**Aim of the task:**
Provide an exact copy of the data, excluding the images.

# START OF Available data

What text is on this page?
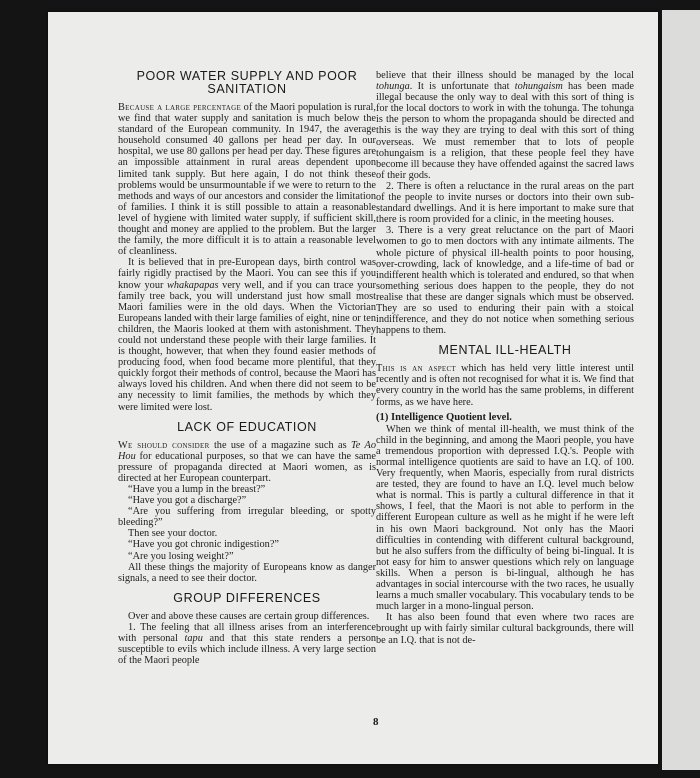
POOR WATER SUPPLY AND POOR SANITATION

Because a large percentage of the Maori population is rural, we find that water supply and sanitation is much below the standard of the European community. In 1947, the average household consumed 40 gallons per head per day. In our hospital, we use 80 gallons per head per day. These figures are an impossible attainment in rural areas dependent upon limited tank supply. But here again, I do not think these problems would be unsurmountable if we were to return to the methods and ways of our ancestors and consider the limitation of families. I think it is still possible to attain a reasonable level of hygiene with limited water supply, if sufficient skill, thought and money are applied to the problem. But the larger the family, the more difficult it is to attain a reasonable level of cleanliness.

It is believed that in pre-European days, birth control was fairly rigidly practised by the Maori. You can see this if you know your whakapapas very well, and if you can trace your family tree back, you will understand just how small most Maori families were in the old days. When the Victorian Europeans landed with their large families of eight, nine or ten children, the Maoris looked at them with astonishment. They could not understand these people with their large families. It is thought, however, that when they found easier methods of producing food, when food became more plentiful, that they quickly forgot their methods of control, because the Maori has always loved his children. And when there did not seem to be any necessity to limit families, the methods by which they were limited were lost.

LACK OF EDUCATION

We should consider the use of a magazine such as Te Ao Hou for educational purposes, so that we can have the same pressure of propaganda directed at Maori women, as is directed at her European counterpart.

“Have you a lump in the breast?”

“Have you got a discharge?”

“Are you suffering from irregular bleeding, or spotty bleeding?”

Then see your doctor.

“Have you got chronic indigestion?”

“Are you losing weight?”

All these things the majority of Europeans know as danger signals, a need to see their doctor.

GROUP DIFFERENCES

Over and above these causes are certain group differences.

1. The feeling that all illness arises from an interference with personal tapu and that this state renders a person susceptible to evils which include illness. A very large section of the Maori people

believe that their illness should be managed by the local tohunga. It is unfortunate that tohungaism has been made illegal because the only way to deal with this sort of thing is for the local doctors to work in with the tohunga. The tohunga is the person to whom the propaganda should be directed and this is the way they are trying to deal with this sort of thing overseas. We must remember that to lots of people tohungaism is a religion, that these people feel they have become ill because they have offended against the sacred laws of their gods.

2. There is often a reluctance in the rural areas on the part of the people to invite nurses or doctors into their own sub-standard dwellings. And it is here important to make sure that there is room provided for a clinic, in the meeting houses.

3. There is a very great reluctance on the part of Maori women to go to men doctors with any intimate ailments. The whole picture of physical ill-health points to poor housing, over-crowding, lack of knowledge, and a life-time of bad or indifferent health which is tolerated and endured, so that when something serious does happen to the people, they do not realise that these are danger signals which must be observed. They are so used to enduring their pain with a stoical indifference, and they do not notice when something serious happens to them.

MENTAL ILL-HEALTH

This is an aspect which has held very little interest until recently and is often not recognised for what it is. We find that every country in the world has the same problems, in different forms, as we have here.

(1) Intelligence Quotient level.

When we think of mental ill-health, we must think of the child in the beginning, and among the Maori people, you have a tremendous proportion with depressed I.Q.'s. People with normal intelligence quotients are said to have an I.Q. of 100. Very frequently, when Maoris, especially from rural districts are tested, they are found to have an I.Q. level much below what is normal. This is partly a cultural difference in that it shows, I feel, that the Maori is not able to perform in the different European culture as well as he might if he were left in his own Maori background. Not only has the Maori difficulties in contending with different cultural background, but he also suffers from the difficulty of being bi-lingual. It is not easy for him to answer questions which rely on language skills. When a person is bi-lingual, although he has advantages in social intercourse with the two races, he usually learns a much smaller vocabulary. This vocabulary tends to be much larger in a mono-lingual person.

It has also been found that even where two races are brought up with fairly similar cultural backgrounds, there will be an I.Q. that is not de-

8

# END OF Available data

**Solution:**
What text is on this page?
POOR WATER SUPPLY AND POOR SANITATION

Because a large percentage of the Maori population is rural, we find that water supply and sanitation is much below the standard of the European community. In 1947, the average household consumed 40 gallons per head per day. In our hospital, we use 80 gallons per head per day. These figures are an impossible attainment in rural areas dependent upon limited tank supply. But here again, I do not think these problems would be unsurmountable if we were to return to the methods and ways of our ancestors and consider the limitation of families. I think it is still possible to attain a reasonable level of hygiene with limited water supply, if sufficient skill, thought and money are applied to the problem. But the larger the family, the more difficult it is to attain a reasonable level of cleanliness.

It is believed that in pre-European days, birth control was fairly rigidly practised by the Maori. You can see this if you know your whakapapas very well, and if you can trace your family tree back, you will understand just how small most Maori families were in the old days. When the Victorian Europeans landed with their large families of eight, nine or ten children, the Maoris looked at them with astonishment. They could not understand these people with their large families. It is thought, however, that when they found easier methods of producing food, when food became more plentiful, that they quickly forgot their methods of control, because the Maori has always loved his children. And when there did not seem to be any necessity to limit families, the methods by which they were limited were lost.

LACK OF EDUCATION

We should consider the use of a magazine such as Te Ao Hou for educational purposes, so that we can have the same pressure of propaganda directed at Maori women, as is directed at her European counterpart.

“Have you a lump in the breast?”

“Have you got a discharge?”

“Are you suffering from irregular bleeding, or spotty bleeding?”

Then see your doctor.

“Have you got chronic indigestion?”

“Are you losing weight?”

All these things the majority of Europeans know as danger signals, a need to see their doctor.

GROUP DIFFERENCES

Over and above these causes are certain group differences.

1. The feeling that all illness arises from an interference with personal tapu and that this state renders a person susceptible to evils which include illness. A very large section of the Maori people

believe that their illness should be managed by the local tohunga. It is unfortunate that tohungaism has been made illegal because the only way to deal with this sort of thing is for the local doctors to work in with the tohunga. The tohunga is the person to whom the propaganda should be directed and this is the way they are trying to deal with this sort of thing overseas. We must remember that to lots of people tohungaism is a religion, that these people feel they have become ill because they have offended against the sacred laws of their gods.

2. There is often a reluctance in the rural areas on the part of the people to invite nurses or doctors into their own sub-standard dwellings. And it is here important to make sure that there is room provided for a clinic, in the meeting houses.

3. There is a very great reluctance on the part of Maori women to go to men doctors with any intimate ailments. The whole picture of physical ill-health points to poor housing, over-crowding, lack of knowledge, and a life-time of bad or indifferent health which is tolerated and endured, so that when something serious does happen to the people, they do not realise that these are danger signals which must be observed. They are so used to enduring their pain with a stoical indifference, and they do not notice when something serious happens to them.

MENTAL ILL-HEALTH

This is an aspect which has held very little interest until recently and is often not recognised for what it is. We find that every country in the world has the same problems, in different forms, as we have here.

(1) Intelligence Quotient level.

When we think of mental ill-health, we must think of the child in the beginning, and among the Maori people, you have a tremendous proportion with depressed I.Q.'s. People with normal intelligence quotients are said to have an I.Q. of 100. Very frequently, when Maoris, especially from rural districts are tested, they are found to have an I.Q. level much below what is normal. This is partly a cultural difference in that it shows, I feel, that the Maori is not able to perform in the different European culture as well as he might if he were left in his own Maori background. Not only has the Maori difficulties in contending with different cultural background, but he also suffers from the difficulty of being bi-lingual. It is not easy for him to answer questions which rely on language skills. When a person is bi-lingual, although he has advantages in social intercourse with the two races, he usually learns a much smaller vocabulary. This vocabulary tends to be much larger in a mono-lingual person.

It has also been found that even where two races are brought up with fairly similar cultural backgrounds, there will be an I.Q. that is not de-

8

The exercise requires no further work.